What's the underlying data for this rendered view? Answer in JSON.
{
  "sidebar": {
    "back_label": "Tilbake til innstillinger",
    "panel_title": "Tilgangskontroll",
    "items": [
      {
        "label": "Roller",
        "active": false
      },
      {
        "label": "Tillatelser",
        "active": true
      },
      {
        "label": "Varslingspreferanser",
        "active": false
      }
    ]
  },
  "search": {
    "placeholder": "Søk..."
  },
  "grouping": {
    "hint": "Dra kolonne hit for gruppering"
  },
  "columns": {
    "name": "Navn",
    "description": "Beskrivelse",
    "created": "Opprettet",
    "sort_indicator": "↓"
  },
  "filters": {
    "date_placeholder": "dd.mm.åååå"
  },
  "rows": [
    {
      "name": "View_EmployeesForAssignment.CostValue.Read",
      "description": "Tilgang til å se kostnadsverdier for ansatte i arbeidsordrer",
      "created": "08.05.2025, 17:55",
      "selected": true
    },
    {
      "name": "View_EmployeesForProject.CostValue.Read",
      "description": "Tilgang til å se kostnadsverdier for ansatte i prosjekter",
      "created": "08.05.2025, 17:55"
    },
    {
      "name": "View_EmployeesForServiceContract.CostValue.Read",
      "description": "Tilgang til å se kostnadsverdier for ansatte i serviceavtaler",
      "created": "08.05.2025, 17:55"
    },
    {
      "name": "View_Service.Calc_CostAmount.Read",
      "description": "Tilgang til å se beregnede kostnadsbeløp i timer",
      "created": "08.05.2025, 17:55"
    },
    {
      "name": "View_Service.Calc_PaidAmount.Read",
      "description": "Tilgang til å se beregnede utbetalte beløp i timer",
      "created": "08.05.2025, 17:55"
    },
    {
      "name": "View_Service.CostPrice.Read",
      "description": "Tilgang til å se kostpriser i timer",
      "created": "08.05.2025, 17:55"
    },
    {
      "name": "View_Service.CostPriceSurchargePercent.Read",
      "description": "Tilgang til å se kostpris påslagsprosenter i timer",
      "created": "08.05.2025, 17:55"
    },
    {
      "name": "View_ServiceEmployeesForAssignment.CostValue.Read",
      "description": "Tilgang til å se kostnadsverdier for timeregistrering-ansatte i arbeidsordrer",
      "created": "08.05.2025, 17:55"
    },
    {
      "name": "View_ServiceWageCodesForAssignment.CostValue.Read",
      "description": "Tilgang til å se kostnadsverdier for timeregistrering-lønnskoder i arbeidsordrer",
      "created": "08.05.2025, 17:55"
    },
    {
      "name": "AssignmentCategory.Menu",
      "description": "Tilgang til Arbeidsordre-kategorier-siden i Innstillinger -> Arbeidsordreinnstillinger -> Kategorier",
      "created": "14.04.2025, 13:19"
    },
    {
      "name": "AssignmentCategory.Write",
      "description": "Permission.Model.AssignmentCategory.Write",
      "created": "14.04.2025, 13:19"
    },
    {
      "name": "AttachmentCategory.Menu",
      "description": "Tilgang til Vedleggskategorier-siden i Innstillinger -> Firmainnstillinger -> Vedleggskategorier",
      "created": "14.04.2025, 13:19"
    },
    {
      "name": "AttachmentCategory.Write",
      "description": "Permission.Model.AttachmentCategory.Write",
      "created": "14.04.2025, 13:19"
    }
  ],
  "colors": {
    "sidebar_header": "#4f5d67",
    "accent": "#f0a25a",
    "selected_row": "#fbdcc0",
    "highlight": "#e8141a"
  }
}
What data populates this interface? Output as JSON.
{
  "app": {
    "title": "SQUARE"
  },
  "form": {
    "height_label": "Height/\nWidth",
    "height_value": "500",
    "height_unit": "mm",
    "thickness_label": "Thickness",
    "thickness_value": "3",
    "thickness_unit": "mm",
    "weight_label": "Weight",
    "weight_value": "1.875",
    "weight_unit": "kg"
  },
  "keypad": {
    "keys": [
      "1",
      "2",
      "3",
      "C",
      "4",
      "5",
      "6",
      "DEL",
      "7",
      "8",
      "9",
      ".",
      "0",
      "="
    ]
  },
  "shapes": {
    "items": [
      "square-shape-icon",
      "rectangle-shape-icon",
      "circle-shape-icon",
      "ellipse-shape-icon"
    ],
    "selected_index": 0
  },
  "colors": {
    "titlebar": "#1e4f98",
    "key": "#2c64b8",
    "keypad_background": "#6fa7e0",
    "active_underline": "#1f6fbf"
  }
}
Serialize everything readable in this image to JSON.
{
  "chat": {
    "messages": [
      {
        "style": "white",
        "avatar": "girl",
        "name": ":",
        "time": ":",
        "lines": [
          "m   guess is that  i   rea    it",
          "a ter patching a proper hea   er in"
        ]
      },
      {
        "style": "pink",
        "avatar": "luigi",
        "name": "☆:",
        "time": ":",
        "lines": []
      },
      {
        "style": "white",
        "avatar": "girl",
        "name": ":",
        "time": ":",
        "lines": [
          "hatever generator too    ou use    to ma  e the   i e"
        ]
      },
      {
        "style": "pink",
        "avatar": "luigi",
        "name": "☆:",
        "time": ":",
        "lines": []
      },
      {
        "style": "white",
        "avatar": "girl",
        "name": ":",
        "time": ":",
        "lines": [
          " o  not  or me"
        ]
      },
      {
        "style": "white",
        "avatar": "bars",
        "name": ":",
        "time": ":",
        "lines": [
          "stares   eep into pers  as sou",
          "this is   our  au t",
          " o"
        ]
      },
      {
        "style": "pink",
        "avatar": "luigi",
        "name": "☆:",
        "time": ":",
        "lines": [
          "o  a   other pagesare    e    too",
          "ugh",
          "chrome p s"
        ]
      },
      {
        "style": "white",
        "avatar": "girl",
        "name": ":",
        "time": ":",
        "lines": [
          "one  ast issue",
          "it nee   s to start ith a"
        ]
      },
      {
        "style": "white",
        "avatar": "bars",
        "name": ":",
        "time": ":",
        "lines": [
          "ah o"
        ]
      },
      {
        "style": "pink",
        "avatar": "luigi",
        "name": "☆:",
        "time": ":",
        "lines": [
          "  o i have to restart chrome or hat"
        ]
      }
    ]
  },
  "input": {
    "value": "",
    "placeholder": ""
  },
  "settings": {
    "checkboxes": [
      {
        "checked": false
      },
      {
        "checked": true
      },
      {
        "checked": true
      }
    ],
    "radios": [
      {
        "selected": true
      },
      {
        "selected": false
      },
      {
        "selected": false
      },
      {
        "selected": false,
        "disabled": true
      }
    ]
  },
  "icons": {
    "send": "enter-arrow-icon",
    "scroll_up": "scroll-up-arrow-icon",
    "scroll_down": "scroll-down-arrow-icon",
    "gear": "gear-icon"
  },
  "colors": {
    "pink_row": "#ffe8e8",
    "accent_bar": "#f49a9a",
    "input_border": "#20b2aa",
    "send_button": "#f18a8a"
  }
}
■ ■ ■ ■
* REQUIRED WORK *
Print the entries exactly. Include every one.

* TASK OUTPUT *
What's the underlying data for this rendered view? Answer in JSON.
{
  "sidebar": {
    "back_label": "Tilbake til innstillinger",
    "panel_title": "Tilgangskontroll",
    "items": [
      {
        "label": "Roller",
        "active": false
      },
      {
        "label": "Tillatelser",
        "active": true
      },
      {
        "label": "Varslingspreferanser",
        "active": false
      }
    ]
  },
  "search": {
    "placeholder": "Søk..."
  },
  "grouping": {
    "hint": "Dra kolonne hit for gruppering"
  },
  "columns": {
    "name": "Navn",
    "description": "Beskrivelse",
    "created": "Opprettet",
    "sort_indicator": "↓"
  },
  "filters": {
    "date_placeholder": "dd.mm.åååå"
  },
  "rows": [
    {
      "name": "View_EmployeesForAssignment.CostValue.Read",
      "description": "Tilgang til å se kostnadsverdier for ansatte i arbeidsordrer",
      "created": "08.05.2025, 17:55",
      "selected": true
    },
    {
      "name": "View_EmployeesForProject.CostValue.Read",
      "description": "Tilgang til å se kostnadsverdier for ansatte i prosjekter",
      "created": "08.05.2025, 17:55"
    },
    {
      "name": "View_EmployeesForServiceContract.CostValue.Read",
      "description": "Tilgang til å se kostnadsverdier for ansatte i serviceavtaler",
      "created": "08.05.2025, 17:55"
    },
    {
      "name": "View_Service.Calc_CostAmount.Read",
      "description": "Tilgang til å se beregnede kostnadsbeløp i timer",
      "created": "08.05.2025, 17:55"
    },
    {
      "name": "View_Service.Calc_PaidAmount.Read",
      "description": "Tilgang til å se beregnede utbetalte beløp i timer",
      "created": "08.05.2025, 17:55"
    },
    {
      "name": "View_Service.CostPrice.Read",
      "description": "Tilgang til å se kostpriser i timer",
      "created": "08.05.2025, 17:55"
    },
    {
      "name": "View_Service.CostPriceSurchargePercent.Read",
      "description": "Tilgang til å se kostpris påslagsprosenter i timer",
      "created": "08.05.2025, 17:55"
    },
    {
      "name": "View_ServiceEmployeesForAssignment.CostValue.Read",
      "description": "Tilgang til å se kostnadsverdier for timeregistrering-ansatte i arbeidsordrer",
      "created": "08.05.2025, 17:55"
    },
    {
      "name": "View_ServiceWageCodesForAssignment.CostValue.Read",
      "description": "Tilgang til å se kostnadsverdier for timeregistrering-lønnskoder i arbeidsordrer",
      "created": "08.05.2025, 17:55"
    },
    {
      "name": "AssignmentCategory.Menu",
      "description": "Tilgang til Arbeidsordre-kategorier-siden i Innstillinger -> Arbeidsordreinnstillinger -> Kategorier",
      "created": "14.04.2025, 13:19"
    },
    {
      "name": "AssignmentCategory.Write",
      "description": "Permission.Model.AssignmentCategory.Write",
      "created": "14.04.2025, 13:19"
    },
    {
      "name": "AttachmentCategory.Menu",
      "description": "Tilgang til Vedleggskategorier-siden i Innstillinger -> Firmainnstillinger -> Vedleggskategorier",
      "created": "14.04.2025, 13:19"
    },
    {
      "name": "AttachmentCategory.Write",
      "description": "Permission.Model.AttachmentCategory.Write",
      "created": "14.04.2025, 13:19"
    }
  ],
  "colors": {
    "sidebar_header": "#4f5d67",
    "accent": "#f0a25a",
    "selected_row": "#fbdcc0",
    "highlight": "#e8141a"
  }
}
What data populates this interface? Output as JSON.
{
  "app": {
    "title": "SQUARE"
  },
  "form": {
    "height_label": "Height/\nWidth",
    "height_value": "500",
    "height_unit": "mm",
    "thickness_label": "Thickness",
    "thickness_value": "3",
    "thickness_unit": "mm",
    "weight_label": "Weight",
    "weight_value": "1.875",
    "weight_unit": "kg"
  },
  "keypad": {
    "keys": [
      "1",
      "2",
      "3",
      "C",
      "4",
      "5",
      "6",
      "DEL",
      "7",
      "8",
      "9",
      ".",
      "0",
      "="
    ]
  },
  "shapes": {
    "items": [
      "square-shape-icon",
      "rectangle-shape-icon",
      "circle-shape-icon",
      "ellipse-shape-icon"
    ],
    "selected_index": 0
  },
  "colors": {
    "titlebar": "#1e4f98",
    "key": "#2c64b8",
    "keypad_background": "#6fa7e0",
    "active_underline": "#1f6fbf"
  }
}
Serialize everything readable in this image to JSON.
{
  "chat": {
    "messages": [
      {
        "style": "white",
        "avatar": "girl",
        "name": ":",
        "time": ":",
        "lines": [
          "m   guess is that  i   rea    it",
          "a ter patching a proper hea   er in"
        ]
      },
      {
        "style": "pink",
        "avatar": "luigi",
        "name": "☆:",
        "time": ":",
        "lines": []
      },
      {
        "style": "white",
        "avatar": "girl",
        "name": ":",
        "time": ":",
        "lines": [
          "hatever generator too    ou use    to ma  e the   i e"
        ]
      },
      {
        "style": "pink",
        "avatar": "luigi",
        "name": "☆:",
        "time": ":",
        "lines": []
      },
      {
        "style": "white",
        "avatar": "girl",
        "name": ":",
        "time": ":",
        "lines": [
          " o  not  or me"
        ]
      },
      {
        "style": "white",
        "avatar": "bars",
        "name": ":",
        "time": ":",
        "lines": [
          "stares   eep into pers  as sou",
          "this is   our  au t",
          " o"
        ]
      },
      {
        "style": "pink",
        "avatar": "luigi",
        "name": "☆:",
        "time": ":",
        "lines": [
          "o  a   other pagesare    e    too",
          "ugh",
          "chrome p s"
        ]
      },
      {
        "style": "white",
        "avatar": "girl",
        "name": ":",
        "time": ":",
        "lines": [
          "one  ast issue",
          "it nee   s to start ith a"
        ]
      },
      {
        "style": "white",
        "avatar": "bars",
        "name": ":",
        "time": ":",
        "lines": [
          "ah o"
        ]
      },
      {
        "style": "pink",
        "avatar": "luigi",
        "name": "☆:",
        "time": ":",
        "lines": [
          "  o i have to restart chrome or hat"
        ]
      }
    ]
  },
  "input": {
    "value": "",
    "placeholder": ""
  },
  "settings": {
    "checkboxes": [
      {
        "checked": false
      },
      {
        "checked": true
      },
      {
        "checked": true
      }
    ],
    "radios": [
      {
        "selected": true
      },
      {
        "selected": false
      },
      {
        "selected": false
      },
      {
        "selected": false,
        "disabled": true
      }
    ]
  },
  "icons": {
    "send": "enter-arrow-icon",
    "scroll_up": "scroll-up-arrow-icon",
    "scroll_down": "scroll-down-arrow-icon",
    "gear": "gear-icon"
  },
  "colors": {
    "pink_row": "#ffe8e8",
    "accent_bar": "#f49a9a",
    "input_border": "#20b2aa",
    "send_button": "#f18a8a"
  }
}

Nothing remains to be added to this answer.